### Records supplied
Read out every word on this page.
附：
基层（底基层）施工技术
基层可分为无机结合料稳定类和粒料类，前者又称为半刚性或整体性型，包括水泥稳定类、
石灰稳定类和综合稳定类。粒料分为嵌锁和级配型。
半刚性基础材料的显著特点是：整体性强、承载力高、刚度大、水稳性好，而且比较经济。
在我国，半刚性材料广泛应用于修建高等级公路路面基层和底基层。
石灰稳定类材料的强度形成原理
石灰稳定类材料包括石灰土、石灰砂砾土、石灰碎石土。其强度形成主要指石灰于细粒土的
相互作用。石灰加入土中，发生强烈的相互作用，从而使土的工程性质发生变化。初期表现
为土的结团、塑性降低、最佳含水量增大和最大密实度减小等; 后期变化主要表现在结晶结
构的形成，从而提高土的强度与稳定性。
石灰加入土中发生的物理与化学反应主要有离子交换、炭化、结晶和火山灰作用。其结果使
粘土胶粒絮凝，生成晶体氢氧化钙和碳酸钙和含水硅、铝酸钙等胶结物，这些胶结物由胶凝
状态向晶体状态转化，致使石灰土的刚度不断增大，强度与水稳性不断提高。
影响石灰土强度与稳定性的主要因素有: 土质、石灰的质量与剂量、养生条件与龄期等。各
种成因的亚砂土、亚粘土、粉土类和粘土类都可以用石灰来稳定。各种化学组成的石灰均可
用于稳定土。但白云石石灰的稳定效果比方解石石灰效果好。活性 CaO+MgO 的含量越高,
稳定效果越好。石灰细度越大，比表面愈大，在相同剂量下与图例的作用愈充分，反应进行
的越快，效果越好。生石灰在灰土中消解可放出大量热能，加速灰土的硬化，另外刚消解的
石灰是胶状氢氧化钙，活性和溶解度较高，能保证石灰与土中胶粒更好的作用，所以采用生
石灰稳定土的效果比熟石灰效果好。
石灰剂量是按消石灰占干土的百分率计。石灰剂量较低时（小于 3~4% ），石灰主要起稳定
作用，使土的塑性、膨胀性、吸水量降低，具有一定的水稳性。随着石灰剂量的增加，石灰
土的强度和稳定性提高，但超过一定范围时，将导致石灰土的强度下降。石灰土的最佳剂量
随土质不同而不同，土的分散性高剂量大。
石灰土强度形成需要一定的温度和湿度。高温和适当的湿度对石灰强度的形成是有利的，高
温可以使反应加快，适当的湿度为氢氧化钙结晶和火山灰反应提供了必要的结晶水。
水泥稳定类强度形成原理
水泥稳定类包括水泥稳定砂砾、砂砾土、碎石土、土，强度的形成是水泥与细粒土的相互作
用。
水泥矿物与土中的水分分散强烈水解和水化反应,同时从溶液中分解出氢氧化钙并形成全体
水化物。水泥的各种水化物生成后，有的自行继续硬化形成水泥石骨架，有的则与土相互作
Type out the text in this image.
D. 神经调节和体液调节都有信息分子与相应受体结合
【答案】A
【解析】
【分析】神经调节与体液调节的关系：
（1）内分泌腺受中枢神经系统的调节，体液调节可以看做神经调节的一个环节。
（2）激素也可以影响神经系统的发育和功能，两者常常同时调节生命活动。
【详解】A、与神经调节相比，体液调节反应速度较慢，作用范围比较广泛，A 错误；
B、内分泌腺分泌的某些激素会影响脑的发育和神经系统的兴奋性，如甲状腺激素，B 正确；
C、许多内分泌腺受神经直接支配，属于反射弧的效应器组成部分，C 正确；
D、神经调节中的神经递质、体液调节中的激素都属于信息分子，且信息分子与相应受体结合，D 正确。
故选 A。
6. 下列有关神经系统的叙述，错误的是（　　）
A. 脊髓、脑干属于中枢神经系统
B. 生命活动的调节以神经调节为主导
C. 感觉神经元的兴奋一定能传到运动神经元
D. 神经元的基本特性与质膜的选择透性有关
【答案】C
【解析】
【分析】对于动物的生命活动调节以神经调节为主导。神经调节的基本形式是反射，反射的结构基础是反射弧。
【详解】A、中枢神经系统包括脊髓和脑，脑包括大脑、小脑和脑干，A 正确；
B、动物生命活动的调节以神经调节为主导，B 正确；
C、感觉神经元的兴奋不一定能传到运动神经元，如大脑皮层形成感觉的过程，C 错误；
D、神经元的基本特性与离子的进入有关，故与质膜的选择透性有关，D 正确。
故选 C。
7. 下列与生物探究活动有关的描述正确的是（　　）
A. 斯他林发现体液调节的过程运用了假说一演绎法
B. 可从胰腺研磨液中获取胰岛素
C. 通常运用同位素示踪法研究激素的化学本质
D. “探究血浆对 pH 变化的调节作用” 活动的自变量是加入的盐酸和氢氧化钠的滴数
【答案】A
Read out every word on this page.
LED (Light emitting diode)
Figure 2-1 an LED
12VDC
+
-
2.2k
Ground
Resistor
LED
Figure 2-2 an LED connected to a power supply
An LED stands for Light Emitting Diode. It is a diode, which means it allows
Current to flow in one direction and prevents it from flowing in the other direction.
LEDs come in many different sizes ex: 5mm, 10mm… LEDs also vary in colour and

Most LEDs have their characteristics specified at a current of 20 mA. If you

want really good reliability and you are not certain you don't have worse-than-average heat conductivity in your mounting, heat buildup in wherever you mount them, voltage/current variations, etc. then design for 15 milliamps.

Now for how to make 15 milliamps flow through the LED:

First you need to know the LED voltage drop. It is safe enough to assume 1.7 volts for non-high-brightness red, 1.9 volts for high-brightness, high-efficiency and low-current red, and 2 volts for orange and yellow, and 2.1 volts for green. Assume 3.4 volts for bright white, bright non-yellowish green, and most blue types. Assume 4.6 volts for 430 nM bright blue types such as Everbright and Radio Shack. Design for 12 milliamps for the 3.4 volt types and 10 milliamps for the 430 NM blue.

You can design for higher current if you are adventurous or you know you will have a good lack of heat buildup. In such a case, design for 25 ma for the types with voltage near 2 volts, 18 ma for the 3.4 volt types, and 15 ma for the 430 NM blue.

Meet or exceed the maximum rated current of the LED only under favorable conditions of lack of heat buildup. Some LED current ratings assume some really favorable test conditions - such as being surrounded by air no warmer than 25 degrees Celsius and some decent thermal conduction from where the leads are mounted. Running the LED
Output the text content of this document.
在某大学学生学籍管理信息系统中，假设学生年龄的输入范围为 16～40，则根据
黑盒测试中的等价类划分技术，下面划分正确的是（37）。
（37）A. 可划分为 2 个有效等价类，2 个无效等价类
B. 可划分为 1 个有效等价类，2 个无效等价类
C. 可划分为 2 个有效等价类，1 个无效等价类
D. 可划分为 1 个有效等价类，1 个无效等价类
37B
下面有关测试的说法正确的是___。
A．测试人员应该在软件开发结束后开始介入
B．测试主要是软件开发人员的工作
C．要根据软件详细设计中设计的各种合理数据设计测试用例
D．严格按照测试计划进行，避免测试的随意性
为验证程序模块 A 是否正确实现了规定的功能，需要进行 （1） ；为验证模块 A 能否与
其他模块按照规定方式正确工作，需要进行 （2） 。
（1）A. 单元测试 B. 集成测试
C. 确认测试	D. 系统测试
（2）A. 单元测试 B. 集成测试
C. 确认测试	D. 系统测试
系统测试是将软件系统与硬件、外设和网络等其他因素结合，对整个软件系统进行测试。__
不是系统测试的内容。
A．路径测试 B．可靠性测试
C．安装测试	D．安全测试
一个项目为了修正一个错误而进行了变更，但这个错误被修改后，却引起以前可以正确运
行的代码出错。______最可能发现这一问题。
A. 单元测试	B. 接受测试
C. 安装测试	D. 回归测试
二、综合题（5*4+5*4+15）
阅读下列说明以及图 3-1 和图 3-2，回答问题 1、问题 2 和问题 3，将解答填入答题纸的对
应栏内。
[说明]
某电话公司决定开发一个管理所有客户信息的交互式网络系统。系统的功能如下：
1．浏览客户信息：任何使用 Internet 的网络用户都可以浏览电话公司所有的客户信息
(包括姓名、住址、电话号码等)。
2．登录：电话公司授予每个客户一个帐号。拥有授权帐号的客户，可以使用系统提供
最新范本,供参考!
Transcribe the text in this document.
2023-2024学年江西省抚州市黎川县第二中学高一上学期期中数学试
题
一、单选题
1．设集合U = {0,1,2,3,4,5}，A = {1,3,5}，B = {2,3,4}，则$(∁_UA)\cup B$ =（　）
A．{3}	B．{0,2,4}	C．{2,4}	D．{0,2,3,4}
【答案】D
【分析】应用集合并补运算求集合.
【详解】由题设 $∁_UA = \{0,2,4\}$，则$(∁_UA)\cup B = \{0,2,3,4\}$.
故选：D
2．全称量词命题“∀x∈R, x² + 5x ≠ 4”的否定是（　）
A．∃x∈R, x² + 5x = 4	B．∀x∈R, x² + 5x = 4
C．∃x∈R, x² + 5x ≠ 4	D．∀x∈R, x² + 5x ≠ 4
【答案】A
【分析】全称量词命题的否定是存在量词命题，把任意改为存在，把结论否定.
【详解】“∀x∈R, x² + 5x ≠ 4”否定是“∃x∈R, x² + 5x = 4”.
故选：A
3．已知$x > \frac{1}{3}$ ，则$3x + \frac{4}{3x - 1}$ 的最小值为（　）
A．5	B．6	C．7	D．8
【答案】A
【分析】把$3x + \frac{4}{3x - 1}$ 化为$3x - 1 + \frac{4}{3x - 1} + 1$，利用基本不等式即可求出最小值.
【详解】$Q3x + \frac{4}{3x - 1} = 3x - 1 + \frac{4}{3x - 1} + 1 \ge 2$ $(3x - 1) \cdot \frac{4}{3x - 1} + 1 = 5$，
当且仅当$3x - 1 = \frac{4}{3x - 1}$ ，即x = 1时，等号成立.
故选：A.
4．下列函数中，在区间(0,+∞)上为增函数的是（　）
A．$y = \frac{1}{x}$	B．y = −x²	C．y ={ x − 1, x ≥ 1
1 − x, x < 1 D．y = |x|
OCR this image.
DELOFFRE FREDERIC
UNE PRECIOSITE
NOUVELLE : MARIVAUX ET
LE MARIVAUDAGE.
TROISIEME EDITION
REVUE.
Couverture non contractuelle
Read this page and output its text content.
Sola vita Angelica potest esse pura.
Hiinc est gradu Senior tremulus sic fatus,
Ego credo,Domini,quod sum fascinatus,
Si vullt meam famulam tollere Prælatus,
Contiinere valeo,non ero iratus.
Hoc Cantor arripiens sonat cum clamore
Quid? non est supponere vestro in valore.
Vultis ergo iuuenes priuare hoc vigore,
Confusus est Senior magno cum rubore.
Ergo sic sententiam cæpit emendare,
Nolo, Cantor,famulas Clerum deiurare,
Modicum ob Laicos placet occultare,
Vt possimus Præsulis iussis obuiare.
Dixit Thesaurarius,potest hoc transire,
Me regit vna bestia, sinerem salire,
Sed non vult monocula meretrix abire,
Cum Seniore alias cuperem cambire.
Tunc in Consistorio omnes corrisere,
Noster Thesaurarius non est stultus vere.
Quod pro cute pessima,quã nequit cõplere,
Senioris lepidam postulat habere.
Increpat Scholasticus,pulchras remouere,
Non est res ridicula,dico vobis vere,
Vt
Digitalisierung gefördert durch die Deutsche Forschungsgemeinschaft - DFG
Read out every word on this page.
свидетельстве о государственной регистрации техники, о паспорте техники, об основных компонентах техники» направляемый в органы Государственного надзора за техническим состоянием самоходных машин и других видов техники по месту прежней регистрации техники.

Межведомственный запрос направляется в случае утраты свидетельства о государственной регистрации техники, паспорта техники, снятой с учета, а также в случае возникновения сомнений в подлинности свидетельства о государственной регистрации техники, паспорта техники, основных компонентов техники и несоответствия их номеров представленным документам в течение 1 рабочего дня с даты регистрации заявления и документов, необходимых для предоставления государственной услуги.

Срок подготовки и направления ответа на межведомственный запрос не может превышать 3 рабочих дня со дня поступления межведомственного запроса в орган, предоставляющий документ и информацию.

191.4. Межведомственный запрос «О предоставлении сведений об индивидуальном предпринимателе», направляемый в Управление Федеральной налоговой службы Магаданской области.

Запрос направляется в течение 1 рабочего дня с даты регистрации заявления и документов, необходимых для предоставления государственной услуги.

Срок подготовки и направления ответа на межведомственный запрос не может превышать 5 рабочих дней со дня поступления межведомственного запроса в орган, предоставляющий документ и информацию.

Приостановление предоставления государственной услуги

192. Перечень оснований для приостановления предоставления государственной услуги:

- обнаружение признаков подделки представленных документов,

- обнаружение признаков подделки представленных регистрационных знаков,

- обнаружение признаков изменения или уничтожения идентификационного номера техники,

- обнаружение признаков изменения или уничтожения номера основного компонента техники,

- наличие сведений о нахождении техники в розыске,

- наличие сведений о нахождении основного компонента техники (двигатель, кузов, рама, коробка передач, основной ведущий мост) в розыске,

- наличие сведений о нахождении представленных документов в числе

### Short exercise
Using the records above, find and show each line with the string "document".

### Finished exercise
Output the text content of this document.
Transcribe the text in this document.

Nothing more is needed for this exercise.